**Aim**
Write the material out again exactly as it stands.
--- Start Dataset content ---
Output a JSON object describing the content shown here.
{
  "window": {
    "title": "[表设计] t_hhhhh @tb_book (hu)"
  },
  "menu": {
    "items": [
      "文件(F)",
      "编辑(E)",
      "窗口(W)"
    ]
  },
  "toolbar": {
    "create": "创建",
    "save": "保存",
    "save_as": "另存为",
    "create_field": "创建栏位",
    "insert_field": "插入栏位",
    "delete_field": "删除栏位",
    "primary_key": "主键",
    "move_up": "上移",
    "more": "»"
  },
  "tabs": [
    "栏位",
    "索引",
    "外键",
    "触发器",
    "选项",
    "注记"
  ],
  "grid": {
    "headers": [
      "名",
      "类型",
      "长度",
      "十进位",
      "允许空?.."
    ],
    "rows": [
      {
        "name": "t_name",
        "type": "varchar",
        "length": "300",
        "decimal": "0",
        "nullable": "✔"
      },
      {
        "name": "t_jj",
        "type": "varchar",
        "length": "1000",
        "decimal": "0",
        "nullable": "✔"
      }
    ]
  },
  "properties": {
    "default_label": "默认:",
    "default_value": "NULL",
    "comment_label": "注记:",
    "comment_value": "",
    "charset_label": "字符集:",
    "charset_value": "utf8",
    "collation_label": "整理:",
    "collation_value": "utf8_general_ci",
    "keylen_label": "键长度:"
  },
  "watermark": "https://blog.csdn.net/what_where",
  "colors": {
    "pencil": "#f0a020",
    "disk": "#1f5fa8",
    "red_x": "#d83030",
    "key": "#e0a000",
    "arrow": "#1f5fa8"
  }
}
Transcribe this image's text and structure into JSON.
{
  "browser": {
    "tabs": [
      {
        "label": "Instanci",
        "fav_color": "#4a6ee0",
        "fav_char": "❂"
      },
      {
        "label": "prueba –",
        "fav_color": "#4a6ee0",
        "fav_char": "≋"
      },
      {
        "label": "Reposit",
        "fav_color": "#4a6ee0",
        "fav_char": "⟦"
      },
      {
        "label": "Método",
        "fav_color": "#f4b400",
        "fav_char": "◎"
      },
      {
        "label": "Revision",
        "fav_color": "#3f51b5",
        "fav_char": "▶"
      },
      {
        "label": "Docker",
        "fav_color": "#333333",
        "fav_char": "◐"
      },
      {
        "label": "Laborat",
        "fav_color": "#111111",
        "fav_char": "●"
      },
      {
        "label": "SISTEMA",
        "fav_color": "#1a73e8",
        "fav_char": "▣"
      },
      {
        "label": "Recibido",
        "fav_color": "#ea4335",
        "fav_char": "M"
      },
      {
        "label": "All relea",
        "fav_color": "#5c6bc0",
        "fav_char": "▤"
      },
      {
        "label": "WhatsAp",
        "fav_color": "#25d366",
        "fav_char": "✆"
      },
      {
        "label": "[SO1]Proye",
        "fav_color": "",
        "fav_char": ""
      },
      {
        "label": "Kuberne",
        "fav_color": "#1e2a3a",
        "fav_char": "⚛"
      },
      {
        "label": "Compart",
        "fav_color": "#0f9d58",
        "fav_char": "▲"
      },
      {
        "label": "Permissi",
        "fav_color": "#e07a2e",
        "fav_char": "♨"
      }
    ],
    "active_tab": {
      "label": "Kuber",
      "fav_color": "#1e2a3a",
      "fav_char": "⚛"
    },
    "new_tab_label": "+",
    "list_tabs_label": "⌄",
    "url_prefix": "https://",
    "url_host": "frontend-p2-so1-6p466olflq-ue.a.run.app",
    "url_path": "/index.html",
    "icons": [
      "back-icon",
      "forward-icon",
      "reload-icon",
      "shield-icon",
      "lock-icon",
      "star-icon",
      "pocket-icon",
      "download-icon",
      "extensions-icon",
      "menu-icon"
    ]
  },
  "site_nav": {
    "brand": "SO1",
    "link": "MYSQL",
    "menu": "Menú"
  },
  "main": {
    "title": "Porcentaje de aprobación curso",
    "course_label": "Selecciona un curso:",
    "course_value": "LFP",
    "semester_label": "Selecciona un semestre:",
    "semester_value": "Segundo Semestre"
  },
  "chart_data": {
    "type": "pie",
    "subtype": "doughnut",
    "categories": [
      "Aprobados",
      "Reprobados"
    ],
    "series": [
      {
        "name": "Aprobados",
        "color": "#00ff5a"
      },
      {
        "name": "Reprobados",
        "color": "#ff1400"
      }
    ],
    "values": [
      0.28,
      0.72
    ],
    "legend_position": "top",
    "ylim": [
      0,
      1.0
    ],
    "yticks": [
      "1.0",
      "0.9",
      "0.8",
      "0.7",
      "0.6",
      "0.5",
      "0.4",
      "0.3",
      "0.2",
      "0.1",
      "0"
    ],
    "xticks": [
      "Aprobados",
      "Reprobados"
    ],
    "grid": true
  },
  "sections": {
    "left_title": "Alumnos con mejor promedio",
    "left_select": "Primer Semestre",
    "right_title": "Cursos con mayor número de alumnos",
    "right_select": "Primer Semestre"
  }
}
--- End Dataset content ---
**Solution for this problem**
Output a JSON object describing the content shown here.
{
  "window": {
    "title": "[表设计] t_hhhhh @tb_book (hu)"
  },
  "menu": {
    "items": [
      "文件(F)",
      "编辑(E)",
      "窗口(W)"
    ]
  },
  "toolbar": {
    "create": "创建",
    "save": "保存",
    "save_as": "另存为",
    "create_field": "创建栏位",
    "insert_field": "插入栏位",
    "delete_field": "删除栏位",
    "primary_key": "主键",
    "move_up": "上移",
    "more": "»"
  },
  "tabs": [
    "栏位",
    "索引",
    "外键",
    "触发器",
    "选项",
    "注记"
  ],
  "grid": {
    "headers": [
      "名",
      "类型",
      "长度",
      "十进位",
      "允许空?.."
    ],
    "rows": [
      {
        "name": "t_name",
        "type": "varchar",
        "length": "300",
        "decimal": "0",
        "nullable": "✔"
      },
      {
        "name": "t_jj",
        "type": "varchar",
        "length": "1000",
        "decimal": "0",
        "nullable": "✔"
      }
    ]
  },
  "properties": {
    "default_label": "默认:",
    "default_value": "NULL",
    "comment_label": "注记:",
    "comment_value": "",
    "charset_label": "字符集:",
    "charset_value": "utf8",
    "collation_label": "整理:",
    "collation_value": "utf8_general_ci",
    "keylen_label": "键长度:"
  },
  "watermark": "https://blog.csdn.net/what_where",
  "colors": {
    "pencil": "#f0a020",
    "disk": "#1f5fa8",
    "red_x": "#d83030",
    "key": "#e0a000",
    "arrow": "#1f5fa8"
  }
}
Transcribe this image's text and structure into JSON.
{
  "browser": {
    "tabs": [
      {
        "label": "Instanci",
        "fav_color": "#4a6ee0",
        "fav_char": "❂"
      },
      {
        "label": "prueba –",
        "fav_color": "#4a6ee0",
        "fav_char": "≋"
      },
      {
        "label": "Reposit",
        "fav_color": "#4a6ee0",
        "fav_char": "⟦"
      },
      {
        "label": "Método",
        "fav_color": "#f4b400",
        "fav_char": "◎"
      },
      {
        "label": "Revision",
        "fav_color": "#3f51b5",
        "fav_char": "▶"
      },
      {
        "label": "Docker",
        "fav_color": "#333333",
        "fav_char": "◐"
      },
      {
        "label": "Laborat",
        "fav_color": "#111111",
        "fav_char": "●"
      },
      {
        "label": "SISTEMA",
        "fav_color": "#1a73e8",
        "fav_char": "▣"
      },
      {
        "label": "Recibido",
        "fav_color": "#ea4335",
        "fav_char": "M"
      },
      {
        "label": "All relea",
        "fav_color": "#5c6bc0",
        "fav_char": "▤"
      },
      {
        "label": "WhatsAp",
        "fav_color": "#25d366",
        "fav_char": "✆"
      },
      {
        "label": "[SO1]Proye",
        "fav_color": "",
        "fav_char": ""
      },
      {
        "label": "Kuberne",
        "fav_color": "#1e2a3a",
        "fav_char": "⚛"
      },
      {
        "label": "Compart",
        "fav_color": "#0f9d58",
        "fav_char": "▲"
      },
      {
        "label": "Permissi",
        "fav_color": "#e07a2e",
        "fav_char": "♨"
      }
    ],
    "active_tab": {
      "label": "Kuber",
      "fav_color": "#1e2a3a",
      "fav_char": "⚛"
    },
    "new_tab_label": "+",
    "list_tabs_label": "⌄",
    "url_prefix": "https://",
    "url_host": "frontend-p2-so1-6p466olflq-ue.a.run.app",
    "url_path": "/index.html",
    "icons": [
      "back-icon",
      "forward-icon",
      "reload-icon",
      "shield-icon",
      "lock-icon",
      "star-icon",
      "pocket-icon",
      "download-icon",
      "extensions-icon",
      "menu-icon"
    ]
  },
  "site_nav": {
    "brand": "SO1",
    "link": "MYSQL",
    "menu": "Menú"
  },
  "main": {
    "title": "Porcentaje de aprobación curso",
    "course_label": "Selecciona un curso:",
    "course_value": "LFP",
    "semester_label": "Selecciona un semestre:",
    "semester_value": "Segundo Semestre"
  },
  "chart_data": {
    "type": "pie",
    "subtype": "doughnut",
    "categories": [
      "Aprobados",
      "Reprobados"
    ],
    "series": [
      {
        "name": "Aprobados",
        "color": "#00ff5a"
      },
      {
        "name": "Reprobados",
        "color": "#ff1400"
      }
    ],
    "values": [
      0.28,
      0.72
    ],
    "legend_position": "top",
    "ylim": [
      0,
      1.0
    ],
    "yticks": [
      "1.0",
      "0.9",
      "0.8",
      "0.7",
      "0.6",
      "0.5",
      "0.4",
      "0.3",
      "0.2",
      "0.1",
      "0"
    ],
    "xticks": [
      "Aprobados",
      "Reprobados"
    ],
    "grid": true
  },
  "sections": {
    "left_title": "Alumnos con mejor promedio",
    "left_select": "Primer Semestre",
    "right_title": "Cursos con mayor número de alumnos",
    "right_select": "Primer Semestre"
  }
}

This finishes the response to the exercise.